(Records excerpted from a collection)
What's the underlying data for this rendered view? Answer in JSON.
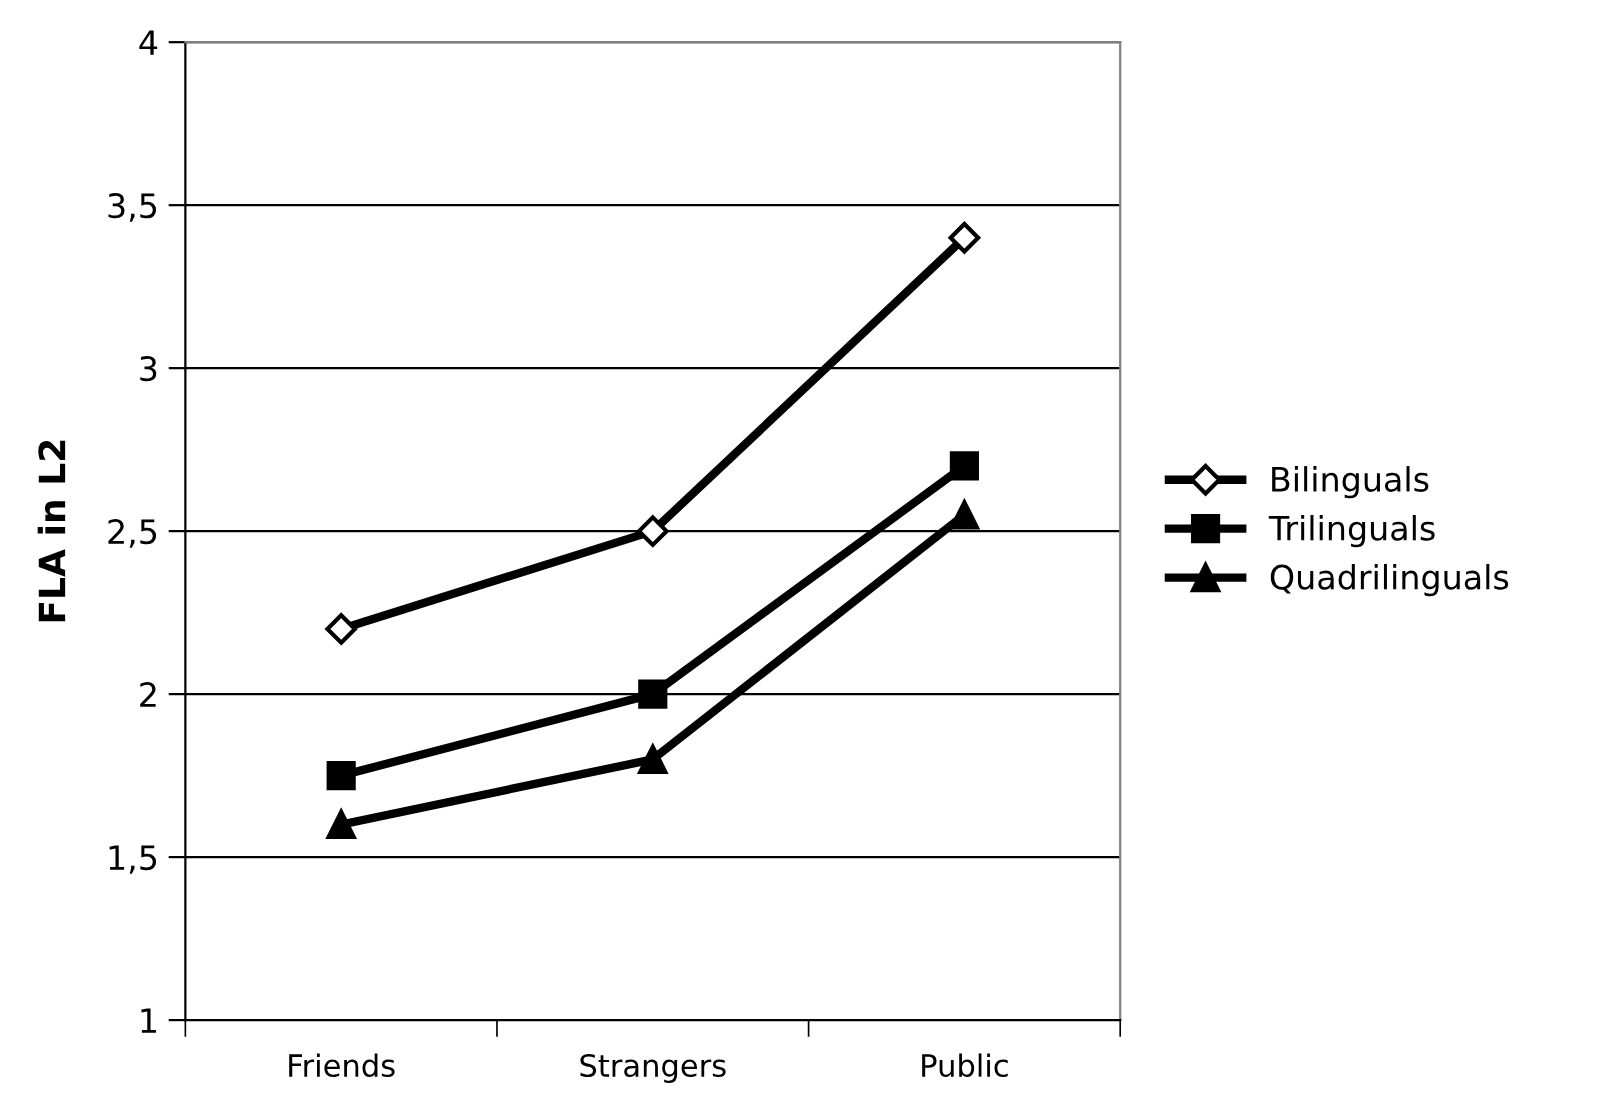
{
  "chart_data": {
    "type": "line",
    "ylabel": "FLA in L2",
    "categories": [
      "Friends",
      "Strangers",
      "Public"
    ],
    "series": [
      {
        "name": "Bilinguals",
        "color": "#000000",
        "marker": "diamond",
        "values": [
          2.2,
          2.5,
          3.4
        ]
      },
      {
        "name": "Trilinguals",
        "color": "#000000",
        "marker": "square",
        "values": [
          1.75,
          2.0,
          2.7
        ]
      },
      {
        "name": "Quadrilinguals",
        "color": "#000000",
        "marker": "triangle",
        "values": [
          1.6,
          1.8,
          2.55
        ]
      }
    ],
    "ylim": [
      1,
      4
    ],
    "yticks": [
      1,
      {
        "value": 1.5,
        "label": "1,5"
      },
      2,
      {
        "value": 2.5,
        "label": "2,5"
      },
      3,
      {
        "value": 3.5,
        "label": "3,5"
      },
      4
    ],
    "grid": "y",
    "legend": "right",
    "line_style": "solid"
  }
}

---

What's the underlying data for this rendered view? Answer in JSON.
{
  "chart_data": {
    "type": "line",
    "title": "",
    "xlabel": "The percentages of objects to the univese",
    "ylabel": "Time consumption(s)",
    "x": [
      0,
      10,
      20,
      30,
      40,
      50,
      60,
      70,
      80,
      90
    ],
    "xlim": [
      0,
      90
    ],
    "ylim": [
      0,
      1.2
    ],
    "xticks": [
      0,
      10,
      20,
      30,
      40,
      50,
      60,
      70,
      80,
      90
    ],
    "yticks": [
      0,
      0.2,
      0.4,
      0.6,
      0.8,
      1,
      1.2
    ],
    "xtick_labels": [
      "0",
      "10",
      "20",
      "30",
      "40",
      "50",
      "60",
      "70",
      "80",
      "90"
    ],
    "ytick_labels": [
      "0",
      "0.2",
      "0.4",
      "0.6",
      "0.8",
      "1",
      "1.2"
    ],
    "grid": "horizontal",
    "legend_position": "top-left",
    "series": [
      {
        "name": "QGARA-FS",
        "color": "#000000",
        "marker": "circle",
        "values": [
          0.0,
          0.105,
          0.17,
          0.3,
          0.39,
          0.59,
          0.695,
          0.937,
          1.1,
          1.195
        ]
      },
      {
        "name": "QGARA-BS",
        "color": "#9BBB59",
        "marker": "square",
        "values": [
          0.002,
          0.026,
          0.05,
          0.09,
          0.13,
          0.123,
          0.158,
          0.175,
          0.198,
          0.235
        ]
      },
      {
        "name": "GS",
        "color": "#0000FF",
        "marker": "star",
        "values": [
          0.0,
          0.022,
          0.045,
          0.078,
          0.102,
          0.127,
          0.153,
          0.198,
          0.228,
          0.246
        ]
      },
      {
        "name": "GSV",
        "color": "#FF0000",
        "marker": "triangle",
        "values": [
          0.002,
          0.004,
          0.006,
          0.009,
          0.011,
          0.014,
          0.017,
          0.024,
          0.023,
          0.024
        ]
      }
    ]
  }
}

--

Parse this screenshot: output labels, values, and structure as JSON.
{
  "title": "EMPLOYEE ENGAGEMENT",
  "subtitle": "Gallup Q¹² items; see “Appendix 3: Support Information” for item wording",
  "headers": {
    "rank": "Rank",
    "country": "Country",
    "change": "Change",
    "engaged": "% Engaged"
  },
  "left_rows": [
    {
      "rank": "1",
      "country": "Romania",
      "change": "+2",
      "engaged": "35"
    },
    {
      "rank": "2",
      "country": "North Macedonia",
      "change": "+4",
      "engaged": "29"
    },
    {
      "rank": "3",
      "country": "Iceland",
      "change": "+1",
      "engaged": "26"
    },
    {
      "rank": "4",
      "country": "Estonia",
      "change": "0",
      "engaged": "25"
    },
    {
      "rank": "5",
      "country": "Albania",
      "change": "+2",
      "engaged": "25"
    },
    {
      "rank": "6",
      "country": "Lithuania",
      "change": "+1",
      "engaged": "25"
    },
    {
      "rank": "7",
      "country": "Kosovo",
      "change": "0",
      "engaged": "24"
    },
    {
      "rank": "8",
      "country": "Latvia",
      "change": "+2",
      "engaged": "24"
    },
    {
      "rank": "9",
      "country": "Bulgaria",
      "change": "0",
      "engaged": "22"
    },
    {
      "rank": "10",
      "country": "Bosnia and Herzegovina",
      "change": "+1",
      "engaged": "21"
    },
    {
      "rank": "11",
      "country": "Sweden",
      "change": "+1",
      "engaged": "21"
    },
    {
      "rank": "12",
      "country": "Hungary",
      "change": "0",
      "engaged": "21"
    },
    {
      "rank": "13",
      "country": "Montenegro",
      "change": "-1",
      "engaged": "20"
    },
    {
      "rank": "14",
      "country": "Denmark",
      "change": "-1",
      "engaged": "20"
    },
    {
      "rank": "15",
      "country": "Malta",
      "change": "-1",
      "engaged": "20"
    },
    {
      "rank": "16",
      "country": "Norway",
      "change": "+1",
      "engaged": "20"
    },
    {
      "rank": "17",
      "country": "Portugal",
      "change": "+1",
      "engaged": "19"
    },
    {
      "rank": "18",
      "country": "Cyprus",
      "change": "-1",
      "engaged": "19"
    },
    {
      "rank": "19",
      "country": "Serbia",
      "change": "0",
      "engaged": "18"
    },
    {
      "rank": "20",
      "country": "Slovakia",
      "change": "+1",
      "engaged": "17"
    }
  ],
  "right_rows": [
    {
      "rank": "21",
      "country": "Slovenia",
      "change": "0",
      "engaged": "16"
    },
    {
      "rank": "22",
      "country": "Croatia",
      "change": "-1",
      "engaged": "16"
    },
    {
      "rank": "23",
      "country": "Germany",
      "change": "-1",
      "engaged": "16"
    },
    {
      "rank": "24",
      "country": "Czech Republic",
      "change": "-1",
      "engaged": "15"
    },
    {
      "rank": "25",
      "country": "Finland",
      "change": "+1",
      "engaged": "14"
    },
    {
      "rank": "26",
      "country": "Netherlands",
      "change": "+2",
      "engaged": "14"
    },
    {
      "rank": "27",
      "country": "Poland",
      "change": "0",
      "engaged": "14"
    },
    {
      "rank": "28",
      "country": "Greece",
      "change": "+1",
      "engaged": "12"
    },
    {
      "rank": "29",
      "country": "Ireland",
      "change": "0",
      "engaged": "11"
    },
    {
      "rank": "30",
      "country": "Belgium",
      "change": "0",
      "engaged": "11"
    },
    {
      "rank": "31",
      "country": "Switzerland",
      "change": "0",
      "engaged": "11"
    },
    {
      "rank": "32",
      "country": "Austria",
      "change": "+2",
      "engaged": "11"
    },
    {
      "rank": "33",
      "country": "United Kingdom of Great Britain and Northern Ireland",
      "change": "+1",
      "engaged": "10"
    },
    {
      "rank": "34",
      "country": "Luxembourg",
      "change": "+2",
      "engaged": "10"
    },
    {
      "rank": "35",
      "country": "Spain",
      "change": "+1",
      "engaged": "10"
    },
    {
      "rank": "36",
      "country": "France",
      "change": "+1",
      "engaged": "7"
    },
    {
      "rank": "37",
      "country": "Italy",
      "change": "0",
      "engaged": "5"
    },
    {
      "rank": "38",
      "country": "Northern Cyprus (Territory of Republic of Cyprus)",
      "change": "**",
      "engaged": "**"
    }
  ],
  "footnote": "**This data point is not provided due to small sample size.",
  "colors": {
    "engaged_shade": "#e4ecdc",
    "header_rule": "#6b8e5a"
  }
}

> [What the task requires]: State how many lines of the records hold the string "Cyprus", and nothing else.

> [Completed task]: 2